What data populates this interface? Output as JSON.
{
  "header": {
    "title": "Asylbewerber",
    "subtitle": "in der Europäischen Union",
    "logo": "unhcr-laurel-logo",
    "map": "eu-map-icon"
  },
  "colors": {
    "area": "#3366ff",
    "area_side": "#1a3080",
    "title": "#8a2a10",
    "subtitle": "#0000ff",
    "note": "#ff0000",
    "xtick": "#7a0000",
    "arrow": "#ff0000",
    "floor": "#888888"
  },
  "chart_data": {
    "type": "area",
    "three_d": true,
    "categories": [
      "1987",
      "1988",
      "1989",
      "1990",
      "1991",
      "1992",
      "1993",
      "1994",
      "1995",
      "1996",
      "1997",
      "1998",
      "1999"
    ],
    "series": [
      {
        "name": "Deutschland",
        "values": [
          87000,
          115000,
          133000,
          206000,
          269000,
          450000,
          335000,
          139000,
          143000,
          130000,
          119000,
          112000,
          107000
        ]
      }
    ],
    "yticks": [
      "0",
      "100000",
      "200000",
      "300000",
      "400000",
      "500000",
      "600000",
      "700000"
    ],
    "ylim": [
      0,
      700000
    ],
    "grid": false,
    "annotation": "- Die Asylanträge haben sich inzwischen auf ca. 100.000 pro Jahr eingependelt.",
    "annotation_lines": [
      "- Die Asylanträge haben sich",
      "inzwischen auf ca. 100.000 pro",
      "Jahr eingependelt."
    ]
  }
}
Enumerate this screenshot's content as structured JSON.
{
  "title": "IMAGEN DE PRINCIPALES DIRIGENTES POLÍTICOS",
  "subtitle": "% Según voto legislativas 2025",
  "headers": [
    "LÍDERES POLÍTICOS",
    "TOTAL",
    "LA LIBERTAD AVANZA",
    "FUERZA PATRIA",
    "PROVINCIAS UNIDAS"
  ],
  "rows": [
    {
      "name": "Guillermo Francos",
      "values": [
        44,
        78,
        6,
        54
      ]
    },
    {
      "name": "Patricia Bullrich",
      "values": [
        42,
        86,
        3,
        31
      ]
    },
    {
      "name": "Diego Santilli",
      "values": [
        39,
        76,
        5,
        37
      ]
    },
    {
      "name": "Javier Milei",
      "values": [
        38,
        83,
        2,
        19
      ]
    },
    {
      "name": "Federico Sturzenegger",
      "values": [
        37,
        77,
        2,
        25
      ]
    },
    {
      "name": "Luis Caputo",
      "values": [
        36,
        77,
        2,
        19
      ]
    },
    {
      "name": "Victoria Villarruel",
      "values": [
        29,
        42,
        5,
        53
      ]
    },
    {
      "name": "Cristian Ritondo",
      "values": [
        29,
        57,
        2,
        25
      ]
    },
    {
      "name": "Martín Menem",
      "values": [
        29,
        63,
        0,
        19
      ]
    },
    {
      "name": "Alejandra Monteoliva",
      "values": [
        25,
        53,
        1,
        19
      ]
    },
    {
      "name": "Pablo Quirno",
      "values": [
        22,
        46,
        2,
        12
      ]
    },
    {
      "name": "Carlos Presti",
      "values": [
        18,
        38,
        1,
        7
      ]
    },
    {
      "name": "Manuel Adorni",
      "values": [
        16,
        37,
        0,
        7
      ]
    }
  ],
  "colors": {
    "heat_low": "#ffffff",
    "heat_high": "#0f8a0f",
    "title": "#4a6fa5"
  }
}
□ □ □ □ □
**WHAT YOU WILL DO:** Everything in the listing above should be restated exactly.

**COMPLETE ANSWER:**
What data populates this interface? Output as JSON.
{
  "header": {
    "title": "Asylbewerber",
    "subtitle": "in der Europäischen Union",
    "logo": "unhcr-laurel-logo",
    "map": "eu-map-icon"
  },
  "colors": {
    "area": "#3366ff",
    "area_side": "#1a3080",
    "title": "#8a2a10",
    "subtitle": "#0000ff",
    "note": "#ff0000",
    "xtick": "#7a0000",
    "arrow": "#ff0000",
    "floor": "#888888"
  },
  "chart_data": {
    "type": "area",
    "three_d": true,
    "categories": [
      "1987",
      "1988",
      "1989",
      "1990",
      "1991",
      "1992",
      "1993",
      "1994",
      "1995",
      "1996",
      "1997",
      "1998",
      "1999"
    ],
    "series": [
      {
        "name": "Deutschland",
        "values": [
          87000,
          115000,
          133000,
          206000,
          269000,
          450000,
          335000,
          139000,
          143000,
          130000,
          119000,
          112000,
          107000
        ]
      }
    ],
    "yticks": [
      "0",
      "100000",
      "200000",
      "300000",
      "400000",
      "500000",
      "600000",
      "700000"
    ],
    "ylim": [
      0,
      700000
    ],
    "grid": false,
    "annotation": "- Die Asylanträge haben sich inzwischen auf ca. 100.000 pro Jahr eingependelt.",
    "annotation_lines": [
      "- Die Asylanträge haben sich",
      "inzwischen auf ca. 100.000 pro",
      "Jahr eingependelt."
    ]
  }
}
Enumerate this screenshot's content as structured JSON.
{
  "title": "IMAGEN DE PRINCIPALES DIRIGENTES POLÍTICOS",
  "subtitle": "% Según voto legislativas 2025",
  "headers": [
    "LÍDERES POLÍTICOS",
    "TOTAL",
    "LA LIBERTAD AVANZA",
    "FUERZA PATRIA",
    "PROVINCIAS UNIDAS"
  ],
  "rows": [
    {
      "name": "Guillermo Francos",
      "values": [
        44,
        78,
        6,
        54
      ]
    },
    {
      "name": "Patricia Bullrich",
      "values": [
        42,
        86,
        3,
        31
      ]
    },
    {
      "name": "Diego Santilli",
      "values": [
        39,
        76,
        5,
        37
      ]
    },
    {
      "name": "Javier Milei",
      "values": [
        38,
        83,
        2,
        19
      ]
    },
    {
      "name": "Federico Sturzenegger",
      "values": [
        37,
        77,
        2,
        25
      ]
    },
    {
      "name": "Luis Caputo",
      "values": [
        36,
        77,
        2,
        19
      ]
    },
    {
      "name": "Victoria Villarruel",
      "values": [
        29,
        42,
        5,
        53
      ]
    },
    {
      "name": "Cristian Ritondo",
      "values": [
        29,
        57,
        2,
        25
      ]
    },
    {
      "name": "Martín Menem",
      "values": [
        29,
        63,
        0,
        19
      ]
    },
    {
      "name": "Alejandra Monteoliva",
      "values": [
        25,
        53,
        1,
        19
      ]
    },
    {
      "name": "Pablo Quirno",
      "values": [
        22,
        46,
        2,
        12
      ]
    },
    {
      "name": "Carlos Presti",
      "values": [
        18,
        38,
        1,
        7
      ]
    },
    {
      "name": "Manuel Adorni",
      "values": [
        16,
        37,
        0,
        7
      ]
    }
  ],
  "colors": {
    "heat_low": "#ffffff",
    "heat_high": "#0f8a0f",
    "title": "#4a6fa5"
  }
}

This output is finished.